Listed records:
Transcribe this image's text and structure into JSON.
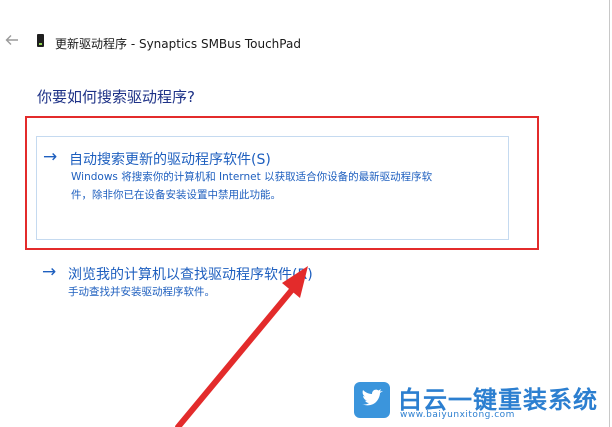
{
  "window": {
    "title": "更新驱动程序 - Synaptics SMBus TouchPad"
  },
  "question": "你要如何搜索驱动程序?",
  "options": [
    {
      "title": "自动搜索更新的驱动程序软件(S)",
      "desc_line1": "Windows 将搜索你的计算机和 Internet 以获取适合你设备的最新驱动程序软",
      "desc_line2": "件，除非你已在设备安装设置中禁用此功能。"
    },
    {
      "title": "浏览我的计算机以查找驱动程序软件(R)",
      "desc_line1": "手动查找并安装驱动程序软件。"
    }
  ],
  "watermark": {
    "brand": "白云一键重装系统",
    "url": "www.baiyunxitong.com"
  },
  "colors": {
    "link_blue": "#1e5fbf",
    "heading_blue": "#1e3287",
    "highlight_red": "#e32b2b",
    "brand_blue": "#2c7fd0"
  },
  "icons": {
    "back": "back-arrow-icon",
    "device": "touchpad-device-icon",
    "option_arrow": "right-arrow-icon",
    "logo": "twitter-bird-logo-icon"
  }
}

To be done:
Copy the records word for word, leaving no picture in the copy.

Exercise response:
Transcribe this image's text and structure into JSON.
{
  "window": {
    "title": "更新驱动程序 - Synaptics SMBus TouchPad"
  },
  "question": "你要如何搜索驱动程序?",
  "options": [
    {
      "title": "自动搜索更新的驱动程序软件(S)",
      "desc_line1": "Windows 将搜索你的计算机和 Internet 以获取适合你设备的最新驱动程序软",
      "desc_line2": "件，除非你已在设备安装设置中禁用此功能。"
    },
    {
      "title": "浏览我的计算机以查找驱动程序软件(R)",
      "desc_line1": "手动查找并安装驱动程序软件。"
    }
  ],
  "watermark": {
    "brand": "白云一键重装系统",
    "url": "www.baiyunxitong.com"
  },
  "colors": {
    "link_blue": "#1e5fbf",
    "heading_blue": "#1e3287",
    "highlight_red": "#e32b2b",
    "brand_blue": "#2c7fd0"
  },
  "icons": {
    "back": "back-arrow-icon",
    "device": "touchpad-device-icon",
    "option_arrow": "right-arrow-icon",
    "logo": "twitter-bird-logo-icon"
  }
}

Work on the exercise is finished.